> [Text passage]:

———

Suspending possession does not mean surrendering or abandoning one’s identity. It is a deliberate act of vulnerability, a conscious choice to allow the other’s words to enter our discourse without immediate resistance. It is as if we told ourselves: “For a moment, I don’t have to defend anything. I can allow myself to listen fully, even to what unsettles what I thought I knew.” This suspension is anything but weakness; it requires inner strength and trust in one’s ability to remain standing even when certainties falter.
From the standpoint of lived experience, this choice is motivated by an encounter with our own limits. In moments of clarity, we realize that our language does not exhaust reality, that our categories cannot contain the complexity of experience. It is then that we may feel what could be called “altruistic convenience”: recognizing that opening a breach to the other is not merely an act of generosity but a benefit to ourselves. When we stop obsessively defending our positions, we discover that they were not monolithic blocks but constellations of possibilities—open to enrichment, integration, and even transformation.
Many have experienced this “altruistic convenience” in their own lives. Think of a family argument in which, at a certain point, one person chooses not to return yet another accusation but to remain silent and listen. What seems at first like a concession becomes the moment when the other lowers their guard, allowing a new possibility for understanding to emerge. Or think of an academic exchange: suspending the rush to prove oneself right often makes space to notice nuances in the other’s argument that paradoxically strengthen our own position or push us to refine it.

Suspending claims to possession thus transforms vulnerability into a resource. Where it exposes us, it enriches us; where it disarms us, it makes us more capable of receiving. It overturns the logic of conflict: the one who “wins” is not the one who defends most skillfully, but the one who allows the other to enter without destroying what is already there. In this space, dialogue ceases to be a duel and becomes a place of co-creation, where identity is not lost but redefined.
3.3 The capacity to welcome what exceeds
Evental dialogue never leads to a perfectly controllable outcome. What happens between interlocutors always exceeds their initial intentions—a surplus that belonged to neither of them beforehand. This excess is not an accessory element but the very sign that a transformative event has taken place: what emerges no longer belongs solely to either participant but becomes something third, born in the space between them.
To welcome this excess means to give up treating dialogue as a functional mechanism that must yield a result proportional to the effort invested. This is difficult because it asks us to set aside immediate utility, to refrain from forcing the outcome back into what can be calculated.
What moves us in this direction is the rare but decisive experience of finding ourselves changed by an encounter we did not plan. The transformation that results is never fully reversible: what we have seen, heard, or understood cannot be un-seen, un-heard, or un-understood. It is the experience of a “before” and an “after.”
A striking example of this dynamic can be found in Mozartian dramaturgy. In the finale of Così fan tutte, with music by Wolfgang Amadeus Mozart and libretto by Lorenzo Da Ponte, the experiment designed by Don Alfonso to prove female infidelity comes to an end. Throughout the opera, two young officers, Ferrando and Guglielmo, have tested their fiancées, Fiordiligi and Dorabella, by pretending to leave for war and then returning in disguise to court each other’s beloved. After initial resistance, the women yield, and the game grows serious. At the end, the deception is revealed, and the couples are reunited.

———

> [Available records]:
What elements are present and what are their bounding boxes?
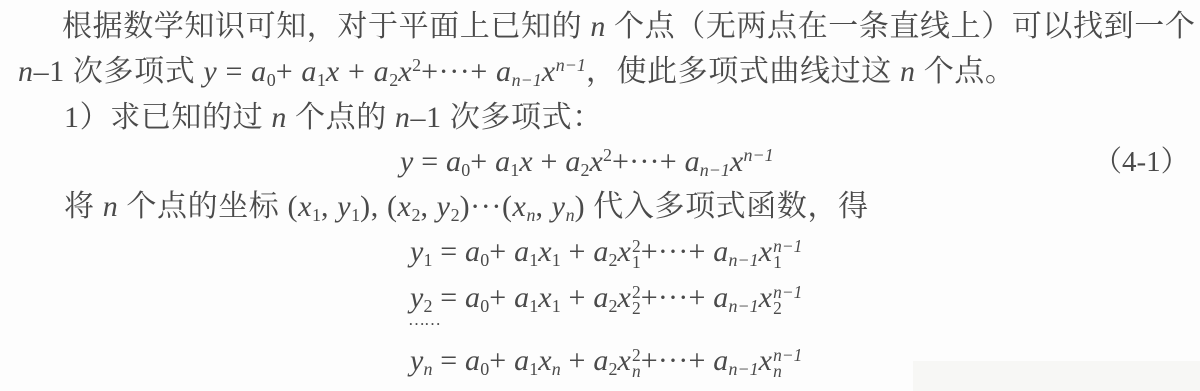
paragraph-substitute-line: 将 n 个点的坐标 (x1, y1), (x2, y2)···(xn, yn) …: [64, 189, 869, 225]
equation-4-1: y = a0+ a1x + a2x2+···+ an−1xn−1: [400, 144, 774, 180]
equation-number-label: （4-1）: [1093, 144, 1190, 180]
document-page: 根据数学知识可知，对于平面上已知的 n 个点（无两点在一条直线上）可以找到一个 …: [0, 0, 1200, 391]
paragraph-intro-line2: n–1 次多项式 y = a0+ a1x + a2x2+···+ an−1xn−…: [18, 54, 1016, 90]
equation-yn: yn = a0+ a1xn + a2x2n+···+ an−1xn−1n: [410, 343, 802, 380]
equation-y2: y2 = a0+ a1x1 + a2x22+···+ an−1xn−12: [410, 280, 802, 317]
equation-y1: y1 = a0+ a1x1 + a2x21+···+ an−1xn−11: [410, 234, 802, 271]
paragraph-intro-line1: 根据数学知识可知，对于平面上已知的 n 个点（无两点在一条直线上）可以找到一个: [62, 9, 1195, 45]
ellipsis-continuation: ……: [408, 311, 440, 328]
scan-shade-rect: [913, 361, 1200, 391]
list-item-1-heading: 1）求已知的过 n 个点的 n–1 次多项式：: [64, 100, 603, 136]
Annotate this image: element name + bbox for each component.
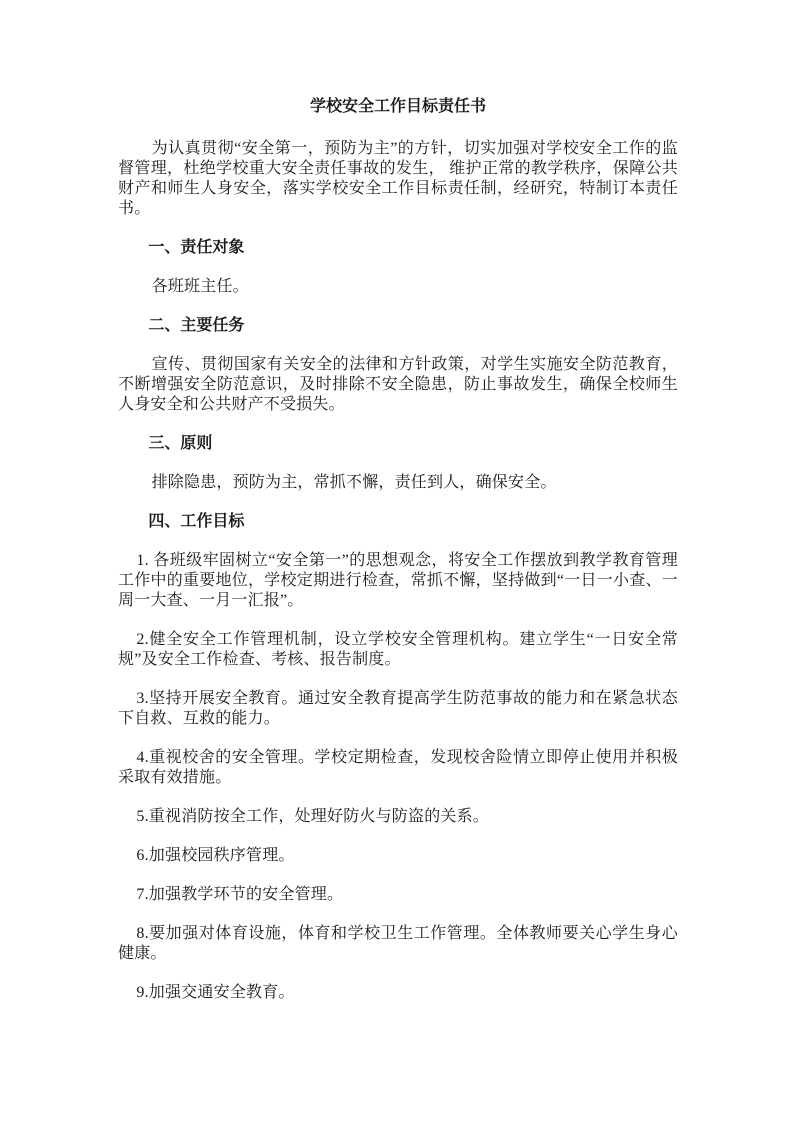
document-title: 学校安全工作目标责任书 <box>118 97 678 117</box>
numbered-item-paragraph: 9.加强交通安全教育。 <box>118 983 678 1003</box>
section-paragraph: 宣传、贯彻国家有关安全的法律和方针政策，对学生实施安全防范教育，不断增强安全防范… <box>118 355 678 415</box>
section-heading: 四、工作目标 <box>118 512 678 532</box>
numbered-item-paragraph: 4.重视校舍的安全管理。学校定期检查，发现校舍险情立即停止使用并积极采取有效措施… <box>118 748 678 788</box>
numbered-item-paragraph: 7.加强教学环节的安全管理。 <box>118 885 678 905</box>
section-heading: 二、主要任务 <box>118 316 678 336</box>
document-content: 学校安全工作目标责任书 为认真贯彻“安全第一，预防为主”的方针，切实加强对学校安… <box>118 97 678 1022</box>
numbered-item-paragraph: 5.重视消防按全工作，处理好防火与防盗的关系。 <box>118 807 678 827</box>
sections-container: 一、责任对象各班班主任。二、主要任务宣传、贯彻国家有关安全的法律和方针政策，对学… <box>118 238 678 1003</box>
section-paragraph: 排除隐患，预防为主，常抓不懈，责任到人，确保安全。 <box>118 473 678 493</box>
section-heading: 三、原则 <box>118 434 678 454</box>
numbered-item-paragraph: 2.健全安全工作管理机制，设立学校安全管理机构。建立学生“一日安全常规”及安全工… <box>118 630 678 670</box>
numbered-item-paragraph: 8.要加强对体育设施，体育和学校卫生工作管理。全体教师要关心学生身心健康。 <box>118 924 678 964</box>
numbered-item-paragraph: 6.加强校园秩序管理。 <box>118 846 678 866</box>
document-page: 学校安全工作目标责任书 为认真贯彻“安全第一，预防为主”的方针，切实加强对学校安… <box>0 0 793 1122</box>
numbered-item-paragraph: 3.坚持开展安全教育。通过安全教育提高学生防范事故的能力和在紧急状态下自救、互救… <box>118 689 678 729</box>
numbered-item-paragraph: 1. 各班级牢固树立“安全第一”的思想观念，将安全工作摆放到教学教育管理工作中的… <box>118 551 678 611</box>
section-heading: 一、责任对象 <box>118 238 678 258</box>
intro-paragraph: 为认真贯彻“安全第一，预防为主”的方针，切实加强对学校安全工作的监督管理，杜绝学… <box>118 139 678 219</box>
section-paragraph: 各班班主任。 <box>118 277 678 297</box>
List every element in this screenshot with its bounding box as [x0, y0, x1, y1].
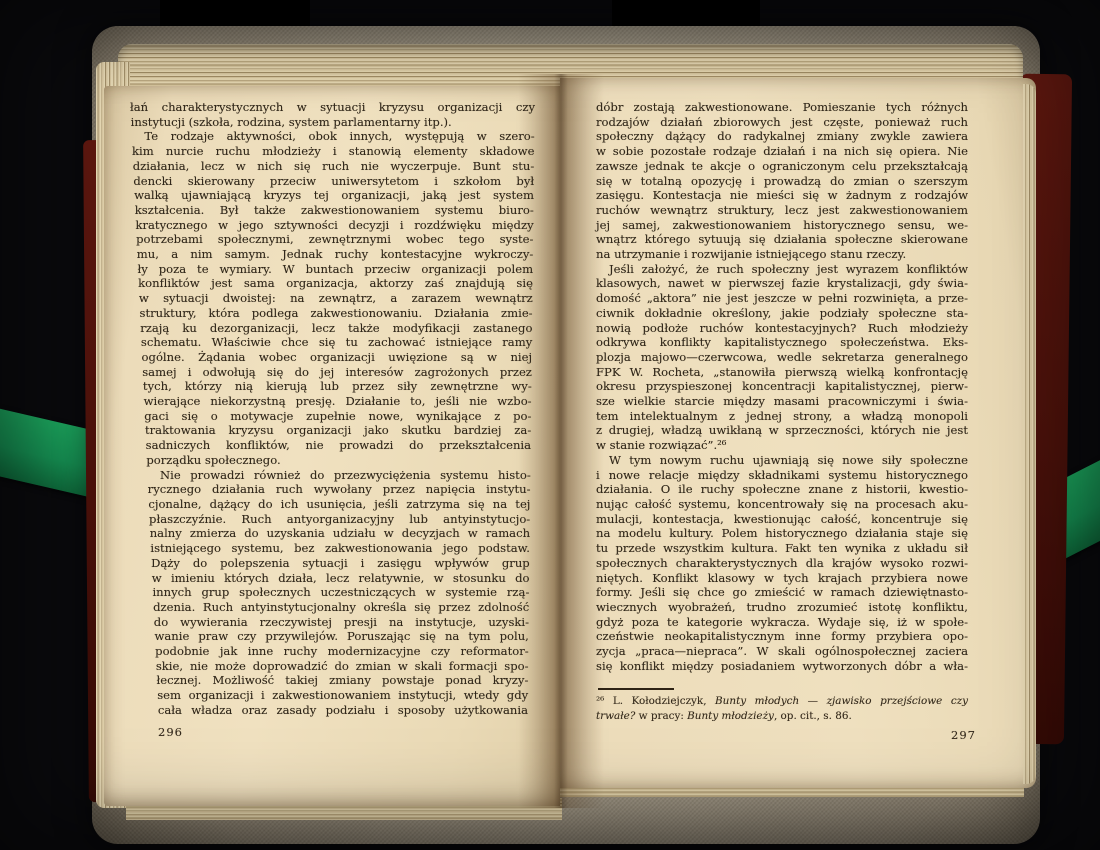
text-line: w sobie pozostałe rodzaje działań i na n…: [596, 144, 968, 159]
text-line: Dąży do polepszenia sytuacji i zasięgu w…: [151, 556, 530, 571]
text-line: nując całość systemu, koncentrowały się …: [596, 497, 968, 512]
text-line: sze wielkie starcie między masami pracow…: [596, 394, 968, 409]
text-line: niętych. Konflikt klasowy w tych krajach…: [596, 571, 968, 586]
footnote-line: trwałe? w pracy: Bunty młodzieży, op. ci…: [596, 709, 968, 724]
text-line: gdyż poza te kategorie wykracza. Wydaje …: [596, 615, 968, 630]
text-line: skie, nie może doprowadzić do zmian w sk…: [156, 659, 529, 674]
text-line: mu, a nim samym. Jednak ruchy kontestacy…: [137, 247, 534, 262]
text-line: łań charakterystycznych w sytuacji kryzy…: [130, 100, 535, 115]
text-line: dóbr zostają zakwestionowane. Pomieszani…: [596, 100, 968, 115]
text-line: tu przede wszystkim kultura. Fakt ten wy…: [596, 541, 968, 556]
footnote-title-segment: Bunty młodych — zjawisko przejściowe czy: [715, 695, 968, 707]
text-line: tych, którzy nią kierują lub przez siły …: [143, 379, 532, 394]
text-line: konfliktów jest sama organizacja, aktorz…: [138, 276, 533, 291]
text-line: sem organizacji i zakwestionowaniem inst…: [157, 688, 528, 703]
text-line: porządku społecznego.: [146, 453, 531, 468]
text-line: tem intelektualnym z jednej strony, a wł…: [596, 409, 968, 424]
page-number-right: 297: [951, 728, 976, 742]
text-line: społecznych charakterystycznych dla kraj…: [596, 556, 968, 571]
text-line: mulacji, kontestacja, kwestionując całoś…: [596, 512, 968, 527]
text-line: na utrzymanie i rozwijanie istniejącego …: [596, 247, 968, 262]
footnote-line: ²⁶ L. Kołodziejczyk, Bunty młodych — zja…: [596, 694, 968, 709]
text-line: rycznego działania ruch wywołany przez n…: [148, 482, 531, 497]
text-line: się konflikt między posiadaniem wytworzo…: [596, 659, 968, 674]
text-line: w imieniu których działa, lecz relatywni…: [152, 571, 530, 586]
text-line: samej i odwołują się do jej interesów za…: [142, 365, 532, 380]
text-line: FPK W. Rocheta, „stanowiła pierwszą wiel…: [596, 365, 968, 380]
text-line: zycja „praca—niepraca”. W skali ogólnosp…: [596, 644, 968, 659]
text-line: wanie praw czy przywilejów. Poruszając s…: [154, 629, 528, 644]
text-line: ciwnik dokładnie określony, jakie podzia…: [596, 306, 968, 321]
text-line: rzają ku dezorganizacji, lecz także mody…: [140, 321, 532, 336]
text-line: wierające niekorzystną presję. Działanie…: [144, 394, 532, 409]
text-line: okresu przyspieszonej koncentracji kapit…: [596, 379, 968, 394]
text-line: klasowych, nawet w pierwszej fazie kryst…: [596, 276, 968, 291]
text-line: innych grup społecznych uczestniczących …: [152, 585, 529, 600]
text-line: potrzebami społecznymi, zewnętrznymi wob…: [136, 232, 533, 247]
text-line: sadniczych konfliktów, nie prowadzi do p…: [146, 438, 531, 453]
text-line: i nowe relacje między składnikami system…: [596, 468, 968, 483]
text-line: podobnie jak inne ruchy modernizacyjne c…: [155, 644, 529, 659]
text-line: W tym nowym ruchu ujawniają się nowe sił…: [596, 453, 968, 468]
text-line: ły poza te wymiary. W buntach przeciw or…: [137, 262, 533, 277]
footnote-text-segment: w pracy:: [635, 710, 687, 722]
text-line: zasięgu. Kontestacja nie mieści się w ża…: [596, 188, 968, 203]
text-line: Te rodzaje aktywności, obok innych, wyst…: [131, 129, 534, 144]
footnote: ²⁶ L. Kołodziejczyk, Bunty młodych — zja…: [596, 694, 968, 723]
text-line: nowią podłoże ruchów kontestacyjnych? Ru…: [596, 321, 968, 336]
text-line: do wywierania rzeczywistej presji na ins…: [154, 615, 529, 630]
text-line: płaszczyźnie. Ruch antyorganizacyjny lub…: [149, 512, 530, 527]
text-line: czeństwie neokapitalistycznym inne formy…: [596, 629, 968, 644]
text-line: kim nurcie ruchu młodzieży i stanowią el…: [132, 144, 534, 159]
text-line: walką ujawniającą kryzys tej organizacji…: [134, 188, 534, 203]
text-line: łecznej. Możliwość takiej zmiany powstaj…: [157, 673, 529, 688]
text-line: dencki skierowany przeciw uniwersytetom …: [133, 174, 534, 189]
text-line: się w totalną opozycję i prowadzą do zmi…: [596, 174, 968, 189]
page-number-left: 296: [158, 725, 183, 739]
left-page-text: łań charakterystycznych w sytuacji kryzy…: [130, 100, 535, 718]
text-line: Jeśli założyć, że ruch społeczny jest wy…: [596, 262, 968, 277]
text-line: działania, lecz w nich się ruch nie wycz…: [133, 159, 535, 174]
text-line: ogólne. Żądania wobec organizacji uwięzi…: [142, 350, 533, 365]
text-line: dzenia. Ruch antyinstytucjonalny określa…: [153, 600, 529, 615]
text-line: domość „aktora” nie jest jeszcze w pełni…: [596, 291, 968, 306]
text-line: struktury, która podlega zakwestionowani…: [140, 306, 533, 321]
text-line: wiecznych wyobrażeń, trudno zrozumieć is…: [596, 600, 968, 615]
text-line: wnątrz którego sytuują się działania spo…: [596, 232, 968, 247]
text-line: rodzajów działań zbiorowych jest częste,…: [596, 115, 968, 130]
text-line: gaci się o motywacje zupełnie nowe, wyni…: [144, 409, 531, 424]
text-line: Nie prowadzi również do przezwyciężenia …: [147, 468, 531, 483]
text-line: społeczny dążący do radykalnej zmiany zw…: [596, 129, 968, 144]
right-page-text: dóbr zostają zakwestionowane. Pomieszani…: [596, 100, 968, 673]
text-line: w sytuacji dwoistej: na zewnątrz, a zara…: [139, 291, 533, 306]
text-line: jej samej, zakwestionowaniem historyczne…: [596, 218, 968, 233]
footnote-title-segment: Bunty młodzieży: [687, 710, 774, 722]
text-line: formy. Jeśli się chce go zmieścić w rama…: [596, 585, 968, 600]
text-line: na modelu kultury. Polem historycznego d…: [596, 526, 968, 541]
footnote-title-segment: trwałe?: [596, 710, 635, 722]
text-line: kształcenia. Był także zakwestionowaniem…: [135, 203, 534, 218]
text-line: w stanie rozwiązać”.²⁶: [596, 438, 968, 453]
footnote-rule: [598, 688, 674, 690]
text-line: działania. O ile ruchy społeczne znane z…: [596, 482, 968, 497]
text-line: istniejącego systemu, bez zakwestionowan…: [150, 541, 530, 556]
text-line: nalny zmierza do uzyskania udziału w dec…: [150, 526, 530, 541]
text-line: cała władza oraz zasady podziału i sposo…: [158, 703, 528, 718]
text-line: plozja majowo—czerwcowa, wedle sekretarz…: [596, 350, 968, 365]
footnote-text-segment: , op. cit., s. 86.: [774, 710, 852, 722]
footnote-text-segment: ²⁶ L. Kołodziejczyk,: [596, 695, 715, 707]
text-line: schematu. Właściwie chce się tu zachować…: [141, 335, 532, 350]
text-line: cjonalne, dążący do ich usunięcia, jeśli…: [148, 497, 530, 512]
text-line: instytucji (szkoła, rodzina, system parl…: [131, 115, 535, 130]
text-line: ruchów wewnątrz struktury, lecz jest zak…: [596, 203, 968, 218]
text-line: odkrywa konflikty kapitalistycznego społ…: [596, 335, 968, 350]
text-line: zawsze jednak te akcje o ograniczonym ce…: [596, 159, 968, 174]
text-line: z drugiej, władzą uwikłaną w sprzecznośc…: [596, 423, 968, 438]
text-line: kratycznego w jego sztywności decyzji i …: [135, 218, 533, 233]
text-line: traktowania kryzysu organizacji jako sku…: [145, 423, 531, 438]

———

> [Written task 1]: Please retype the rows in the stretch from the one containing "document-title: 学校安全工作目标责任书 <box>118" through the one containing "numbered-item-paragraph: 5.重视消防按全工作，处理好防火与防盗的关系。 <box>118", both included, and nothing else.
> [Written task 2]: Extend the passage on dialogue, picking up right after its final sentence.
The passage on dialogue and the rows come from separate, unrelated sources.

> [Reply 1]:
document-title: 学校安全工作目标责任书 <box>118 97 678 117</box>
numbered-item-paragraph: 9.加强交通安全教育。 <box>118 983 678 1003</box>
section-paragraph: 宣传、贯彻国家有关安全的法律和方针政策，对学生实施安全防范教育，不断增强安全防范… <box>118 355 678 415</box>
section-heading: 四、工作目标 <box>118 512 678 532</box>
numbered-item-paragraph: 4.重视校舍的安全管理。学校定期检查，发现校舍险情立即停止使用并积极采取有效措施… <box>118 748 678 788</box>
numbered-item-paragraph: 7.加强教学环节的安全管理。 <box>118 885 678 905</box>
section-heading: 二、主要任务 <box>118 316 678 336</box>
document-content: 学校安全工作目标责任书 为认真贯彻“安全第一，预防为主”的方针，切实加强对学校安… <box>118 97 678 1022</box>
numbered-item-paragraph: 5.重视消防按全工作，处理好防火与防盗的关系。 <box>118 807 678 827</box>

> [Reply 2]:
But the happy ending is not a simple restoration of the initial order. Mutual forgiveness is tinged with unease: what happened has exposed fragilities, desires, and possibilities that can no longer be ignored. The final chorus says it openly: “Fortunato l’uom che prende / ogni cosa pel buon verso, / e tra i casi e le vicende / da ragion guidar si fa” (Finale II). What is celebrated is not the return to some untouched order, but the acceptance that life is made of “cases and occurrences,” of unpredictability to be integrated, not erased. This acceptance marks a true transformative passage: from a mere rebalancing of the initial order to a new awareness that inaugurates a different way of being in relation.
To welcome what exceeds is to acknowledge that the encounter was not in vain, even if it hurt us, and that the truth emerging from it no longer belongs only to the parties but to a shared dimension. It is a choice not to neutralize the surplus of meaning that dialogue produces, not to reduce the new to a disturbance to be normalized. It means, instead, making use of it—letting it reshape our criteria of judgment and our way of being in the world.
Only in this way does dialogue become generative: because what is born is not a compromise between preexisting positions but an unprecedented shared ground that redefines the identities of the interlocutors and their future.
4. Generative change
After exploring the dimensions of generative dialogue, we can recognize that one of the fundamental characteristics of authentic and effective change is its capacity to make room for what has not yet appeared.
Speaking of the unforeseen means acknowledging that there are forms of change that cannot be predicted with precision. If something can be entirely calculated, then it is not truly new but only a variation of what is already known. The unforeseen, by contrast, can only be sensed within a limited margin of probability; beyond that margin, it occurs as an unplanned event, exceeding any predictive model. It is the moment when the unexpected breaks in and forces a reconsideration of the very framework of reference itself, not merely of the contents placed within it.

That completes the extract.